Exercise instructions: Drop the pictures from the entries below, then reproduce the rest exactly.

■ ■ ■ ■ ■ ■ ■

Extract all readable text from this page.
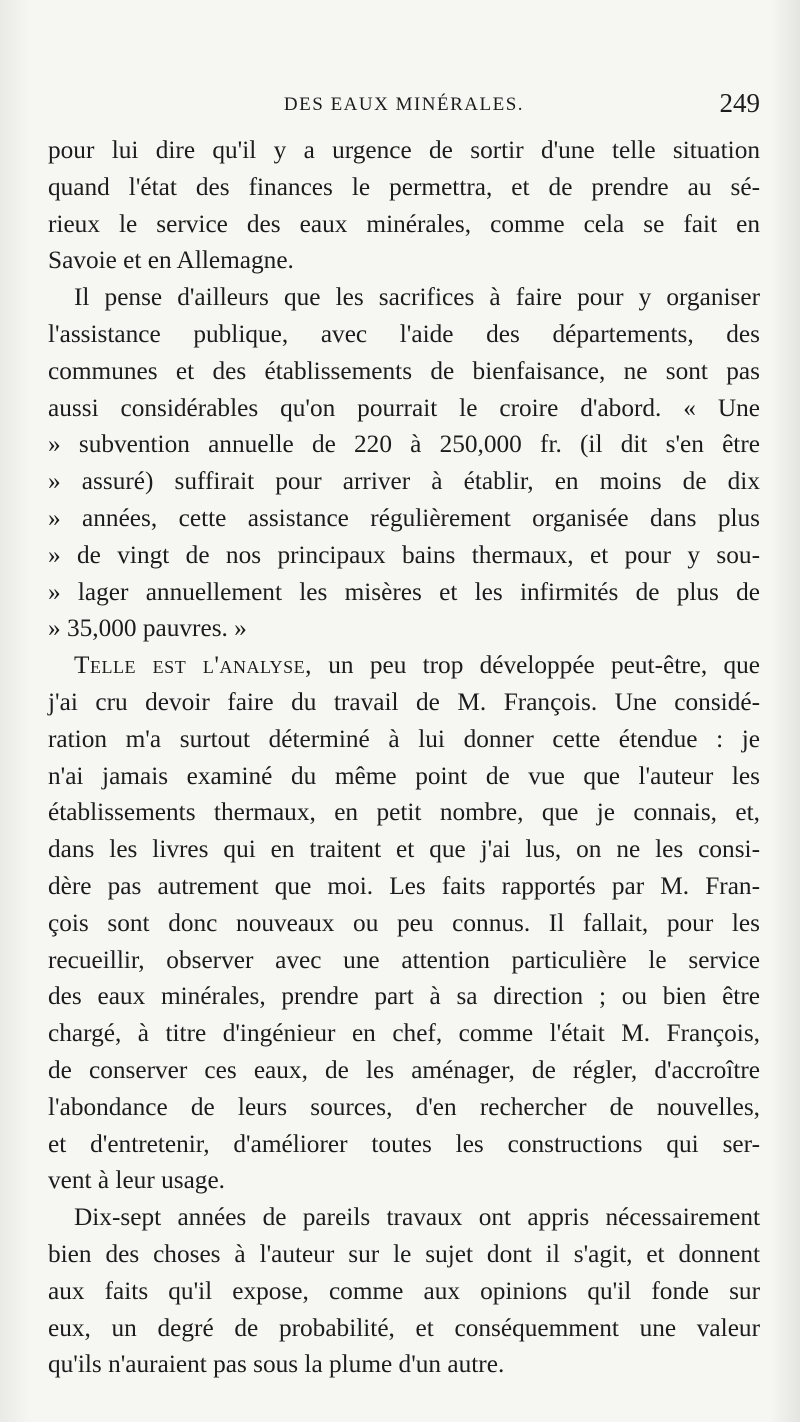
DES EAUX MINÉRALES.	249
pour lui dire qu'il y a urgence de sortir d'une telle situation
quand l'état des finances le permettra, et de prendre au sé-
rieux le service des eaux minérales, comme cela se fait en
Savoie et en Allemagne.
Il pense d'ailleurs que les sacrifices à faire pour y organiser
l'assistance publique, avec l'aide des départements, des
communes et des établissements de bienfaisance, ne sont pas
aussi considérables qu'on pourrait le croire d'abord. « Une
» subvention annuelle de 220 à 250,000 fr. (il dit s'en être
» assuré) suffirait pour arriver à établir, en moins de dix
» années, cette assistance régulièrement organisée dans plus
» de vingt de nos principaux bains thermaux, et pour y sou-
» lager annuellement les misères et les infirmités de plus de
» 35,000 pauvres. »
Telle est l'analyse, un peu trop développée peut-être, que
j'ai cru devoir faire du travail de M. François. Une considé-
ration m'a surtout déterminé à lui donner cette étendue : je
n'ai jamais examiné du même point de vue que l'auteur les
établissements thermaux, en petit nombre, que je connais, et,
dans les livres qui en traitent et que j'ai lus, on ne les consi-
dère pas autrement que moi. Les faits rapportés par M. Fran-
çois sont donc nouveaux ou peu connus. Il fallait, pour les
recueillir, observer avec une attention particulière le service
des eaux minérales, prendre part à sa direction ; ou bien être
chargé, à titre d'ingénieur en chef, comme l'était M. François,
de conserver ces eaux, de les aménager, de régler, d'accroître
l'abondance de leurs sources, d'en rechercher de nouvelles,
et d'entretenir, d'améliorer toutes les constructions qui ser-
vent à leur usage.
Dix-sept années de pareils travaux ont appris nécessairement
bien des choses à l'auteur sur le sujet dont il s'agit, et donnent
aux faits qu'il expose, comme aux opinions qu'il fonde sur
eux, un degré de probabilité, et conséquemment une valeur
qu'ils n'auraient pas sous la plume d'un autre.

■ ■ ■ ■ ■ ■ ■

Exercise answer:
Extract all readable text from this page.
DES EAUX MINÉRALES.	249
pour lui dire qu'il y a urgence de sortir d'une telle situation
quand l'état des finances le permettra, et de prendre au sé-
rieux le service des eaux minérales, comme cela se fait en
Savoie et en Allemagne.
Il pense d'ailleurs que les sacrifices à faire pour y organiser
l'assistance publique, avec l'aide des départements, des
communes et des établissements de bienfaisance, ne sont pas
aussi considérables qu'on pourrait le croire d'abord. « Une
» subvention annuelle de 220 à 250,000 fr. (il dit s'en être
» assuré) suffirait pour arriver à établir, en moins de dix
» années, cette assistance régulièrement organisée dans plus
» de vingt de nos principaux bains thermaux, et pour y sou-
» lager annuellement les misères et les infirmités de plus de
» 35,000 pauvres. »
Telle est l'analyse, un peu trop développée peut-être, que
j'ai cru devoir faire du travail de M. François. Une considé-
ration m'a surtout déterminé à lui donner cette étendue : je
n'ai jamais examiné du même point de vue que l'auteur les
établissements thermaux, en petit nombre, que je connais, et,
dans les livres qui en traitent et que j'ai lus, on ne les consi-
dère pas autrement que moi. Les faits rapportés par M. Fran-
çois sont donc nouveaux ou peu connus. Il fallait, pour les
recueillir, observer avec une attention particulière le service
des eaux minérales, prendre part à sa direction ; ou bien être
chargé, à titre d'ingénieur en chef, comme l'était M. François,
de conserver ces eaux, de les aménager, de régler, d'accroître
l'abondance de leurs sources, d'en rechercher de nouvelles,
et d'entretenir, d'améliorer toutes les constructions qui ser-
vent à leur usage.
Dix-sept années de pareils travaux ont appris nécessairement
bien des choses à l'auteur sur le sujet dont il s'agit, et donnent
aux faits qu'il expose, comme aux opinions qu'il fonde sur
eux, un degré de probabilité, et conséquemment une valeur
qu'ils n'auraient pas sous la plume d'un autre.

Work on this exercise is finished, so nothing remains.